- **GOAL**
Edit the records from the line with "square-a8[interactable]: 8♜: [146, 13, 166, 32]" up to and including the line with "square-g2[interactable]: ♝: [265, 128, 285, 147]", changing "black-pawn" to "dark-pawn" and keeping everything else the same. Give back only those lines.

- **RECORDS**
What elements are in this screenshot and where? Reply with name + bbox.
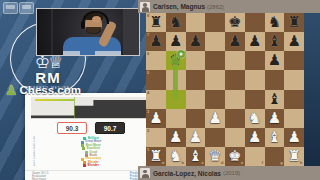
square-a8[interactable]: 8♜: [146, 13, 166, 32]
square-b1[interactable]: b♞: [166, 147, 186, 166]
rank-label: 6: [147, 52, 149, 56]
black-pawn[interactable]: ♟: [287, 34, 300, 49]
square-a5[interactable]: 5: [146, 70, 166, 89]
accuracy-scores: 90.3 90.7: [25, 122, 157, 134]
black-bishop[interactable]: ♝: [268, 92, 281, 107]
square-f3[interactable]: ♞: [245, 109, 265, 128]
eval-graph-marker: [74, 97, 75, 118]
square-h2[interactable]: ♟: [284, 128, 304, 147]
square-h4[interactable]: [284, 90, 304, 109]
square-g5[interactable]: [265, 70, 285, 89]
square-g4[interactable]: ♝: [265, 90, 285, 109]
black-pawn[interactable]: ♟: [169, 34, 182, 49]
square-g3[interactable]: ♟: [265, 109, 285, 128]
square-b8[interactable]: ♞: [166, 13, 186, 32]
square-f2[interactable]: ♟: [245, 128, 265, 147]
chess-board[interactable]: 8♜♞♚♞♜7♟♟♟♟♟♝♟6♛♟54♝3♟♟♞♟2♟♟♟♝♟1a♜b♞c♝d♛…: [146, 13, 304, 166]
square-e5[interactable]: [225, 70, 245, 89]
right-side-strip: [304, 0, 320, 180]
move-quality-list: 0Brilliant11Great Move06Best Move54Excel…: [25, 137, 157, 168]
square-d2[interactable]: [205, 128, 225, 147]
webcam-doorframe: [51, 9, 53, 55]
black-rook[interactable]: ♜: [149, 15, 162, 30]
square-g2[interactable]: ♝: [265, 128, 285, 147]
stream-camera-icon: [19, 2, 34, 14]
square-a2[interactable]: 2: [146, 128, 166, 147]
square-g1[interactable]: g: [265, 147, 285, 166]
square-e3[interactable]: [225, 109, 245, 128]
square-g6[interactable]: ♟: [265, 51, 285, 70]
square-c3[interactable]: [186, 109, 206, 128]
streamer-hand: [92, 16, 101, 23]
square-d3[interactable]: ♟: [205, 109, 225, 128]
square-h6[interactable]: [284, 51, 304, 70]
square-a4[interactable]: 4: [146, 90, 166, 109]
square-b7[interactable]: ♟: [166, 32, 186, 51]
square-e1[interactable]: e♚: [225, 147, 245, 166]
square-f7[interactable]: ♟: [245, 32, 265, 51]
chesscom-logo: ♟ Chess.com: [5, 83, 81, 97]
square-g8[interactable]: ♞: [265, 13, 285, 32]
white-bishop[interactable]: ♝: [268, 130, 281, 145]
square-c4[interactable]: [186, 90, 206, 109]
square-d7[interactable]: [205, 32, 225, 51]
black-rook[interactable]: ♜: [287, 15, 300, 30]
webcam-background: [123, 9, 139, 55]
square-a1[interactable]: 1a♜: [146, 147, 166, 166]
square-d6[interactable]: [205, 51, 225, 70]
white-knight[interactable]: ♞: [248, 111, 261, 126]
square-a6[interactable]: 6: [146, 51, 166, 70]
square-c7[interactable]: ♟: [186, 32, 206, 51]
square-h8[interactable]: ♜: [284, 13, 304, 32]
square-c2[interactable]: ♟: [186, 128, 206, 147]
black-pawn[interactable]: ♟: [189, 34, 202, 49]
square-b5[interactable]: [166, 70, 186, 89]
bottom-player-name: Garcia-Lopez, Nicolas: [153, 170, 221, 177]
square-f4[interactable]: [245, 90, 265, 109]
top-player-rating: (2862): [207, 4, 224, 10]
square-b6[interactable]: ♛: [166, 51, 186, 70]
square-a3[interactable]: 3♟: [146, 109, 166, 128]
square-c1[interactable]: c♝: [186, 147, 206, 166]
rank-label: 4: [147, 91, 149, 95]
file-label: f: [262, 161, 263, 165]
white-pawn[interactable]: ♟: [189, 130, 202, 145]
square-e8[interactable]: ♚: [225, 13, 245, 32]
bottom-player-avatar[interactable]: [140, 168, 150, 178]
eval-graph-line: [35, 99, 75, 101]
black-knight[interactable]: ♞: [268, 15, 281, 30]
square-e7[interactable]: ♟: [225, 32, 245, 51]
black-bishop[interactable]: ♝: [268, 34, 281, 49]
square-b2[interactable]: ♟: [166, 128, 186, 147]
square-g7[interactable]: ♝: [265, 32, 285, 51]
top-player-bar: Carlsen, Magnus (2862): [138, 0, 320, 13]
square-h7[interactable]: ♟: [284, 32, 304, 51]
square-e6[interactable]: [225, 51, 245, 70]
square-b3[interactable]: [166, 109, 186, 128]
square-h3[interactable]: [284, 109, 304, 128]
bottom-player-rating: (2019): [223, 170, 240, 176]
black-pawn[interactable]: ♟: [248, 34, 261, 49]
white-pawn[interactable]: ♟: [287, 130, 300, 145]
black-knight[interactable]: ♞: [169, 15, 182, 30]
square-f8[interactable]: [245, 13, 265, 32]
eval-graph[interactable]: [31, 97, 151, 119]
square-h5[interactable]: [284, 70, 304, 89]
square-d8[interactable]: [205, 13, 225, 32]
square-c6[interactable]: [186, 51, 206, 70]
white-pawn[interactable]: ♟: [268, 111, 281, 126]
white-pawn[interactable]: ♟: [208, 111, 221, 126]
top-player-name: Carlsen, Magnus: [153, 3, 205, 10]
bottom-player-bar: Garcia-Lopez, Nicolas (2019): [138, 166, 320, 180]
square-d1[interactable]: d♛: [205, 147, 225, 166]
chesscom-pawn-icon: ♟: [5, 83, 18, 97]
square-f1[interactable]: f: [245, 147, 265, 166]
white-bishop[interactable]: ♝: [189, 149, 202, 164]
white-knight[interactable]: ♞: [169, 149, 182, 164]
white-queen[interactable]: ♛: [208, 149, 221, 164]
rank-label: 2: [147, 129, 149, 133]
chesscom-wordmark: Chess.com: [20, 84, 81, 96]
black-pawn[interactable]: ♟: [228, 34, 241, 49]
file-label: g: [280, 161, 282, 165]
headphone-cup: [81, 21, 85, 29]
white-pawn[interactable]: ♟: [169, 130, 182, 145]
black-king[interactable]: ♚: [228, 15, 241, 30]
streamer-beard: [86, 27, 101, 34]
square-d5[interactable]: [205, 70, 225, 89]
square-e2[interactable]: [225, 128, 245, 147]
black-accuracy[interactable]: 90.7: [95, 122, 125, 134]
square-d4[interactable]: [205, 90, 225, 109]
rank-label: 5: [147, 71, 149, 75]
square-h1[interactable]: h♜: [284, 147, 304, 166]
white-king[interactable]: ♚: [228, 149, 241, 164]
black-pawn[interactable]: ♟: [149, 34, 162, 49]
square-c5[interactable]: [186, 70, 206, 89]
white-rook[interactable]: ♜: [149, 149, 162, 164]
white-rook[interactable]: ♜: [287, 149, 300, 164]
white-accuracy[interactable]: 90.3: [57, 122, 87, 134]
webcam: [36, 8, 140, 56]
black-queen[interactable]: ♛: [169, 53, 182, 68]
square-b4[interactable]: [166, 90, 186, 109]
stream-screen: ★ ★ ★ ♔♕ RM ROBERTO MEDINA ♟ Chess.com 9…: [0, 0, 320, 180]
square-f5[interactable]: [245, 70, 265, 89]
black-pawn[interactable]: ♟: [268, 53, 281, 68]
white-pawn[interactable]: ♟: [248, 130, 261, 145]
streamer-shirt: [63, 51, 121, 56]
square-f6[interactable]: [245, 51, 265, 70]
top-player-avatar[interactable]: [140, 2, 150, 12]
square-c8[interactable]: [186, 13, 206, 32]
stream-window-icon: [3, 2, 18, 14]
white-pawn[interactable]: ♟: [149, 111, 162, 126]
square-e4[interactable]: [225, 90, 245, 109]
square-a7[interactable]: 7♟: [146, 32, 166, 51]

- **FULL SOLUTION**
square-a8[interactable]: 8♜: [146, 13, 166, 32]
square-b1[interactable]: b♞: [166, 147, 186, 166]
rank-label: 6: [147, 52, 149, 56]
dark-pawn[interactable]: ♟: [287, 34, 300, 49]
square-a5[interactable]: 5: [146, 70, 166, 89]
accuracy-scores: 90.3 90.7: [25, 122, 157, 134]
black-bishop[interactable]: ♝: [268, 92, 281, 107]
square-f3[interactable]: ♞: [245, 109, 265, 128]
eval-graph-marker: [74, 97, 75, 118]
square-h2[interactable]: ♟: [284, 128, 304, 147]
square-h4[interactable]: [284, 90, 304, 109]
square-g5[interactable]: [265, 70, 285, 89]
square-g4[interactable]: ♝: [265, 90, 285, 109]
dark-pawn[interactable]: ♟: [169, 34, 182, 49]
square-g3[interactable]: ♟: [265, 109, 285, 128]
square-b8[interactable]: ♞: [166, 13, 186, 32]
square-f2[interactable]: ♟: [245, 128, 265, 147]
chess-board[interactable]: 8♜♞♚♞♜7♟♟♟♟♟♝♟6♛♟54♝3♟♟♞♟2♟♟♟♝♟1a♜b♞c♝d♛…: [146, 13, 304, 166]
square-e5[interactable]: [225, 70, 245, 89]
right-side-strip: [304, 0, 320, 180]
move-quality-list: 0Brilliant11Great Move06Best Move54Excel…: [25, 137, 157, 168]
square-d2[interactable]: [205, 128, 225, 147]
webcam-doorframe: [51, 9, 53, 55]
black-rook[interactable]: ♜: [149, 15, 162, 30]
square-g2[interactable]: ♝: [265, 128, 285, 147]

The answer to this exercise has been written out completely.